EXERCISE DESCRIPTION - Please write out the material below exactly as given.

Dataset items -

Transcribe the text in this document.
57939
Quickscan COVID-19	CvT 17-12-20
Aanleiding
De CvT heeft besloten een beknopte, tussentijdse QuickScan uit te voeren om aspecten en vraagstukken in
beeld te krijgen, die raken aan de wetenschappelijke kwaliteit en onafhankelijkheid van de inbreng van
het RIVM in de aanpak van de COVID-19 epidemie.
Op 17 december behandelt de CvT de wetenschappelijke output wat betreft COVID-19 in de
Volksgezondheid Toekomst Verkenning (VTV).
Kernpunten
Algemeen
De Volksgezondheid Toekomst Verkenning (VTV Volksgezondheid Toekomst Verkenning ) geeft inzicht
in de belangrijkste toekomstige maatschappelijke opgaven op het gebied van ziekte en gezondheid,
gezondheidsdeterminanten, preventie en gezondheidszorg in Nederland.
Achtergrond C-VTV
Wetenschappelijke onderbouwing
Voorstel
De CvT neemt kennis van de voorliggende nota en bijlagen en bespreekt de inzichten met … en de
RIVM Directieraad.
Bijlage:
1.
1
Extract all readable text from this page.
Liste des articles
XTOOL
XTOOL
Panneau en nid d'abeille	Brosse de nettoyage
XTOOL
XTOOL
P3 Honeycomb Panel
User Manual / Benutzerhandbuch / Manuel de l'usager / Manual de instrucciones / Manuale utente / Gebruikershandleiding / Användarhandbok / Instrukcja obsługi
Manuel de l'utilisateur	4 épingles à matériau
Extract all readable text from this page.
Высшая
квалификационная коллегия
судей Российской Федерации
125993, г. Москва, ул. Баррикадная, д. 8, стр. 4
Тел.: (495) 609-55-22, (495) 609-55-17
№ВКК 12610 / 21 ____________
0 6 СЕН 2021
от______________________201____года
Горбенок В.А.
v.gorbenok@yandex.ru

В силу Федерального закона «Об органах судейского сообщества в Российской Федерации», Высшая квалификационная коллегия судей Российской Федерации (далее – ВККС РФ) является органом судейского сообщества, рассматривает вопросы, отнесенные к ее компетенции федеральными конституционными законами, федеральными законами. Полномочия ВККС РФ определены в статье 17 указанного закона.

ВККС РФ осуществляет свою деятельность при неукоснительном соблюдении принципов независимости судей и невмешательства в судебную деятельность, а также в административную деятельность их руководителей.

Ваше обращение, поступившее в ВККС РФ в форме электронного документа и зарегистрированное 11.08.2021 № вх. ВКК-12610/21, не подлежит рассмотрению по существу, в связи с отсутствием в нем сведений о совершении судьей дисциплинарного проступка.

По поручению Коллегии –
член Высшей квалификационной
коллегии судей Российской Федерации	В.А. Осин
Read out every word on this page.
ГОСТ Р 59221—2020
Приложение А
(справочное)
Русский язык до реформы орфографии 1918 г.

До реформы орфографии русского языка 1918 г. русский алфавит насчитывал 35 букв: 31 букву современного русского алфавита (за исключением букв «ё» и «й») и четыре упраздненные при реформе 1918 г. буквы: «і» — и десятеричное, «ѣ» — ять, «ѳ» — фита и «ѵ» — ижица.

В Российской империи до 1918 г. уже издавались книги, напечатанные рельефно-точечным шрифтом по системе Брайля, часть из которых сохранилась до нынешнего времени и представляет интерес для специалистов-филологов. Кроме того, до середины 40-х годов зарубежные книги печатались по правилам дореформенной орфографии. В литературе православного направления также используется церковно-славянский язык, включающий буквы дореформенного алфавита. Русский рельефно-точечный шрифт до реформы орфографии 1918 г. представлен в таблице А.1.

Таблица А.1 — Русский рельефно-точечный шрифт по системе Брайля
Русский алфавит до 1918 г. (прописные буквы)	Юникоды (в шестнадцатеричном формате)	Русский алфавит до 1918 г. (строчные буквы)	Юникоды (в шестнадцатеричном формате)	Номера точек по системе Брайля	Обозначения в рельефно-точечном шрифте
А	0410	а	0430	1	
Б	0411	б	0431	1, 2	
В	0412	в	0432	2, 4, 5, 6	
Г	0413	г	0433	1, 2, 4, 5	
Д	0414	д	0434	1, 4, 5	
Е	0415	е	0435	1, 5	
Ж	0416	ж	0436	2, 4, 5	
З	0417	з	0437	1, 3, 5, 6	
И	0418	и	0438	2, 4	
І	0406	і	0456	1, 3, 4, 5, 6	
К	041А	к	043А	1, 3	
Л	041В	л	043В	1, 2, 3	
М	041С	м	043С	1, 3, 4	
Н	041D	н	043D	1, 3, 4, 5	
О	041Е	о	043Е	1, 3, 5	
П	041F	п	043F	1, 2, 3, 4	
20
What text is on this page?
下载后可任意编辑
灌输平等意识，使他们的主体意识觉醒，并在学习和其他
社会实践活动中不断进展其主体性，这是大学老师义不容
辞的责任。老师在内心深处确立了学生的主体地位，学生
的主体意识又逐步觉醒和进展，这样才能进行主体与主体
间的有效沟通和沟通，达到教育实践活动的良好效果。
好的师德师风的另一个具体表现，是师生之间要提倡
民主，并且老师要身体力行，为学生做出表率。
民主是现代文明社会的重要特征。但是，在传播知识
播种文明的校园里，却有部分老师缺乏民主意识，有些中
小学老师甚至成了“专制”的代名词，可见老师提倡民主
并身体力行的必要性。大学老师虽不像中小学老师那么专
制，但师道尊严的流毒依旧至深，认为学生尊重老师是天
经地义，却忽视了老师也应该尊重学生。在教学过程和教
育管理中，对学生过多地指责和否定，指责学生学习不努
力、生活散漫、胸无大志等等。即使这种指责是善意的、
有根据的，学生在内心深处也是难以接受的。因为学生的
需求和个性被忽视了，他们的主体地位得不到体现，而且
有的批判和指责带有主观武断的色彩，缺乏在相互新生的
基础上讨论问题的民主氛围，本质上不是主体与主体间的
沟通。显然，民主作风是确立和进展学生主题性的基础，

PROBLEM SOLUTION -
Transcribe the text in this document.
57939
Quickscan COVID-19	CvT 17-12-20
Aanleiding
De CvT heeft besloten een beknopte, tussentijdse QuickScan uit te voeren om aspecten en vraagstukken in
beeld te krijgen, die raken aan de wetenschappelijke kwaliteit en onafhankelijkheid van de inbreng van
het RIVM in de aanpak van de COVID-19 epidemie.
Op 17 december behandelt de CvT de wetenschappelijke output wat betreft COVID-19 in de
Volksgezondheid Toekomst Verkenning (VTV).
Kernpunten
Algemeen
De Volksgezondheid Toekomst Verkenning (VTV Volksgezondheid Toekomst Verkenning ) geeft inzicht
in de belangrijkste toekomstige maatschappelijke opgaven op het gebied van ziekte en gezondheid,
gezondheidsdeterminanten, preventie en gezondheidszorg in Nederland.
Achtergrond C-VTV
Wetenschappelijke onderbouwing
Voorstel
De CvT neemt kennis van de voorliggende nota en bijlagen en bespreekt de inzichten met … en de
RIVM Directieraad.
Bijlage:
1.
1
Extract all readable text from this page.
Liste des articles
XTOOL
XTOOL
Panneau en nid d'abeille	Brosse de nettoyage
XTOOL
XTOOL
P3 Honeycomb Panel
User Manual / Benutzerhandbuch / Manuel de l'usager / Manual de instrucciones / Manuale utente / Gebruikershandleiding / Användarhandbok / Instrukcja obsługi
Manuel de l'utilisateur	4 épingles à matériau
Extract all readable text from this page.
Высшая
квалификационная коллегия
судей Российской Федерации
125993, г. Москва, ул. Баррикадная, д. 8, стр. 4
Тел.: (495) 609-55-22, (495) 609-55-17
№ВКК 12610 / 21 ____________
0 6 СЕН 2021
от______________________201____года
Горбенок В.А.
v.gorbenok@yandex.ru

В силу Федерального закона «Об органах судейского сообщества в Российской Федерации», Высшая квалификационная коллегия судей Российской Федерации (далее – ВККС РФ) является органом судейского сообщества, рассматривает вопросы, отнесенные к ее компетенции федеральными конституционными законами, федеральными законами. Полномочия ВККС РФ определены в статье 17 указанного закона.

ВККС РФ осуществляет свою деятельность при неукоснительном соблюдении принципов независимости судей и невмешательства в судебную деятельность, а также в административную деятельность их руководителей.

Ваше обращение, поступившее в ВККС РФ в форме электронного документа и зарегистрированное 11.08.2021 № вх. ВКК-12610/21, не подлежит рассмотрению по существу, в связи с отсутствием в нем сведений о совершении судьей дисциплинарного проступка.

По поручению Коллегии –
член Высшей квалификационной
коллегии судей Российской Федерации	В.А. Осин
Read out every word on this page.
ГОСТ Р 59221—2020
Приложение А
(справочное)
Русский язык до реформы орфографии 1918 г.

До реформы орфографии русского языка 1918 г. русский алфавит насчитывал 35 букв: 31 букву современного русского алфавита (за исключением букв «ё» и «й») и четыре упраздненные при реформе 1918 г. буквы: «і» — и десятеричное, «ѣ» — ять, «ѳ» — фита и «ѵ» — ижица.

В Российской империи до 1918 г. уже издавались книги, напечатанные рельефно-точечным шрифтом по системе Брайля, часть из которых сохранилась до нынешнего времени и представляет интерес для специалистов-филологов. Кроме того, до середины 40-х годов зарубежные книги печатались по правилам дореформенной орфографии. В литературе православного направления также используется церковно-славянский язык, включающий буквы дореформенного алфавита. Русский рельефно-точечный шрифт до реформы орфографии 1918 г. представлен в таблице А.1.

Таблица А.1 — Русский рельефно-точечный шрифт по системе Брайля
Русский алфавит до 1918 г. (прописные буквы)	Юникоды (в шестнадцатеричном формате)	Русский алфавит до 1918 г. (строчные буквы)	Юникоды (в шестнадцатеричном формате)	Номера точек по системе Брайля	Обозначения в рельефно-точечном шрифте
А	0410	а	0430	1	
Б	0411	б	0431	1, 2	
В	0412	в	0432	2, 4, 5, 6	
Г	0413	г	0433	1, 2, 4, 5	
Д	0414	д	0434	1, 4, 5	
Е	0415	е	0435	1, 5	
Ж	0416	ж	0436	2, 4, 5	
З	0417	з	0437	1, 3, 5, 6	
И	0418	и	0438	2, 4	
І	0406	і	0456	1, 3, 4, 5, 6	
К	041А	к	043А	1, 3	
Л	041В	л	043В	1, 2, 3	
М	041С	м	043С	1, 3, 4	
Н	041D	н	043D	1, 3, 4, 5	
О	041Е	о	043Е	1, 3, 5	
П	041F	п	043F	1, 2, 3, 4	
20
What text is on this page?
下载后可任意编辑
灌输平等意识，使他们的主体意识觉醒，并在学习和其他
社会实践活动中不断进展其主体性，这是大学老师义不容
辞的责任。老师在内心深处确立了学生的主体地位，学生
的主体意识又逐步觉醒和进展，这样才能进行主体与主体
间的有效沟通和沟通，达到教育实践活动的良好效果。
好的师德师风的另一个具体表现，是师生之间要提倡
民主，并且老师要身体力行，为学生做出表率。
民主是现代文明社会的重要特征。但是，在传播知识
播种文明的校园里，却有部分老师缺乏民主意识，有些中
小学老师甚至成了“专制”的代名词，可见老师提倡民主
并身体力行的必要性。大学老师虽不像中小学老师那么专
制，但师道尊严的流毒依旧至深，认为学生尊重老师是天
经地义，却忽视了老师也应该尊重学生。在教学过程和教
育管理中，对学生过多地指责和否定，指责学生学习不努
力、生活散漫、胸无大志等等。即使这种指责是善意的、
有根据的，学生在内心深处也是难以接受的。因为学生的
需求和个性被忽视了，他们的主体地位得不到体现，而且
有的批判和指责带有主观武断的色彩，缺乏在相互新生的
基础上讨论问题的民主氛围，本质上不是主体与主体间的
沟通。显然，民主作风是确立和进展学生主题性的基础，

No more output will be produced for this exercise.